**Task goal:** Provide only the number of lines in the data below that contain the string "text".

═══

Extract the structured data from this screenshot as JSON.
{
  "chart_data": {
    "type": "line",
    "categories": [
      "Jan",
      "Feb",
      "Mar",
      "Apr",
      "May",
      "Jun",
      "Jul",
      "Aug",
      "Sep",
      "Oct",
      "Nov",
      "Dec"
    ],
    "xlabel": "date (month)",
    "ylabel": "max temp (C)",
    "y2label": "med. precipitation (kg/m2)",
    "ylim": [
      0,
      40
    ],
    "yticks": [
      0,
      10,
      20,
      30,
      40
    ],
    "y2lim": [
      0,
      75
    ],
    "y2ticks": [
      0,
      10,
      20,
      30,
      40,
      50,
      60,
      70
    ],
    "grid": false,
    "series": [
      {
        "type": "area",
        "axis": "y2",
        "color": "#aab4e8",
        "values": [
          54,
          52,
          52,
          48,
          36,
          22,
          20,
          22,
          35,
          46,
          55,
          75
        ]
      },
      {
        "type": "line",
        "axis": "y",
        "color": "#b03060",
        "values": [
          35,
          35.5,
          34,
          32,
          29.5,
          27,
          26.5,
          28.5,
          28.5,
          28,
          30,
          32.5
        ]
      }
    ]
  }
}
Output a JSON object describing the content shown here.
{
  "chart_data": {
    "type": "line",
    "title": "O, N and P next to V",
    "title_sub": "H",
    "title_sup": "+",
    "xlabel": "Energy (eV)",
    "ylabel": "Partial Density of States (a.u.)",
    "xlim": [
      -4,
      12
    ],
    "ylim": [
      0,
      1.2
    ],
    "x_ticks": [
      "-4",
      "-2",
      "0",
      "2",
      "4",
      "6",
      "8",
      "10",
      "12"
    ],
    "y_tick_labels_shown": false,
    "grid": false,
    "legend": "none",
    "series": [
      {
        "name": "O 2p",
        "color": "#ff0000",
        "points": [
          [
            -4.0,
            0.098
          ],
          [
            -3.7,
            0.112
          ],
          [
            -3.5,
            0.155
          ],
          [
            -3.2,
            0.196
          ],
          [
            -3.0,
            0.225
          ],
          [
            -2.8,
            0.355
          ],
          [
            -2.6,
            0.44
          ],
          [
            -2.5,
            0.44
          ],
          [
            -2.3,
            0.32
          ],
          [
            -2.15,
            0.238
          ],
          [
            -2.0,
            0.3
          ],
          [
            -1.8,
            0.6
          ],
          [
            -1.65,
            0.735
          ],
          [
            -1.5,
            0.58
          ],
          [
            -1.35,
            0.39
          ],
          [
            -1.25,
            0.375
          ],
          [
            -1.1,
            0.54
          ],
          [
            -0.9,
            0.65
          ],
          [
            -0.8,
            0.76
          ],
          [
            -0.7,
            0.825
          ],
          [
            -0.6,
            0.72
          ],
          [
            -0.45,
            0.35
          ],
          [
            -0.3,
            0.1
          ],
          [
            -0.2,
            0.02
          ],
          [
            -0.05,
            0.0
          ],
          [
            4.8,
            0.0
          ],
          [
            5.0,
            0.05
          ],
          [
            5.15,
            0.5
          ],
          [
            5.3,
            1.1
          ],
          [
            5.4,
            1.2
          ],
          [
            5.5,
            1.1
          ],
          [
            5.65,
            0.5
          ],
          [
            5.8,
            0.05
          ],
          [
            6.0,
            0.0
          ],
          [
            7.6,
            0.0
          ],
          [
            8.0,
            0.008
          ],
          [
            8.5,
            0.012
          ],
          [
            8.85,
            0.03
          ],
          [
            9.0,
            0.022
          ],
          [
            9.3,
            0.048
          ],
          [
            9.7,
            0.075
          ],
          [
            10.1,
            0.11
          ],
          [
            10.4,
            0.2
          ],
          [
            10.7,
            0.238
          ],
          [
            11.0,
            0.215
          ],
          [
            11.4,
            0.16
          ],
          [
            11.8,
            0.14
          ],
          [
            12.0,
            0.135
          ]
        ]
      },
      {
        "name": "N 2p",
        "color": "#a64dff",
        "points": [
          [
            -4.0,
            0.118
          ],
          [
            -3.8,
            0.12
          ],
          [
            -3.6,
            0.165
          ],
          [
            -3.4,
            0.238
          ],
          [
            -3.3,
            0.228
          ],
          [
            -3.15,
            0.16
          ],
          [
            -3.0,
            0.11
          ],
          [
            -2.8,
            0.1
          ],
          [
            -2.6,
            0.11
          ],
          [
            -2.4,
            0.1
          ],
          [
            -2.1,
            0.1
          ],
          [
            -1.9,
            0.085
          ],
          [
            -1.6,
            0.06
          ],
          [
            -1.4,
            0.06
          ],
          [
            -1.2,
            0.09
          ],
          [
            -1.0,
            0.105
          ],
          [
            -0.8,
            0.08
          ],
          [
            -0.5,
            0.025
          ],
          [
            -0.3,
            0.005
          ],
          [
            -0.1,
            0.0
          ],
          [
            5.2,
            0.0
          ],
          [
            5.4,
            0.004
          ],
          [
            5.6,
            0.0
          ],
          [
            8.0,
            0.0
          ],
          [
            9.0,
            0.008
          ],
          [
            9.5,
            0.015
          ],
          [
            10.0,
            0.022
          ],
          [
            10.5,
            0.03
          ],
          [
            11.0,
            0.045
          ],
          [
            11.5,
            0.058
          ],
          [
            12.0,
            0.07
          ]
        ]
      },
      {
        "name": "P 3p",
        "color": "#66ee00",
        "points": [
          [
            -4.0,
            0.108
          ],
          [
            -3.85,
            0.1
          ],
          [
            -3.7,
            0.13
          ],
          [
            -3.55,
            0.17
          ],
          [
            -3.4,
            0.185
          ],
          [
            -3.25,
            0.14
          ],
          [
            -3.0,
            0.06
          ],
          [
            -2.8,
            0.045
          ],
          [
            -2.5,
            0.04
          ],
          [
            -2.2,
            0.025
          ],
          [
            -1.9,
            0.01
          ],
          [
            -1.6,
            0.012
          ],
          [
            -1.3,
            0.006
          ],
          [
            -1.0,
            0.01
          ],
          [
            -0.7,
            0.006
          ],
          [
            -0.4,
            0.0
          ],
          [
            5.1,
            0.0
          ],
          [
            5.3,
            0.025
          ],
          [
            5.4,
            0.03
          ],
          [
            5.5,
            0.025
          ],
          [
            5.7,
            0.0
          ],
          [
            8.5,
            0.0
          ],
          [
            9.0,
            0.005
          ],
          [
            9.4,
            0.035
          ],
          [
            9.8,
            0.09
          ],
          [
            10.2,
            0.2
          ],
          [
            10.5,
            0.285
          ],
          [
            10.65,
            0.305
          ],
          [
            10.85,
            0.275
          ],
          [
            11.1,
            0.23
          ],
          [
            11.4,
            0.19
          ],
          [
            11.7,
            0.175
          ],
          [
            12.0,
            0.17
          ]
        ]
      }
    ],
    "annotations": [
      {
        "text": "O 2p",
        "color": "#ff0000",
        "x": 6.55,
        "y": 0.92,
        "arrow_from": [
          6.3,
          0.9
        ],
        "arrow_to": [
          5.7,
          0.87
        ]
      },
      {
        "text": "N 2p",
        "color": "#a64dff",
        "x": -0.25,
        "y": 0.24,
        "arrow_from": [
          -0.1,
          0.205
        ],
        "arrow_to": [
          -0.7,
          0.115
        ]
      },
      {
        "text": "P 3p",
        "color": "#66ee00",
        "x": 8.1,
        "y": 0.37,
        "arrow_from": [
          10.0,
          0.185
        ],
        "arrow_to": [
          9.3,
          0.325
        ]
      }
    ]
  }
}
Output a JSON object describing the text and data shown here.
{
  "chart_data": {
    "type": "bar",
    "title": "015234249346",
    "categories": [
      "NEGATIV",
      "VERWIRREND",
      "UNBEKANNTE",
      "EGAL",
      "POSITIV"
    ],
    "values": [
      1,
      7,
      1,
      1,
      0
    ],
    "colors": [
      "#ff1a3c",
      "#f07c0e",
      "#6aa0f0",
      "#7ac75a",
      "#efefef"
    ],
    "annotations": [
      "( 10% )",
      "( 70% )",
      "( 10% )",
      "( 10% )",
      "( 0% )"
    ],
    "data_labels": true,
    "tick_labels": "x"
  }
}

═══

**Output below:** 4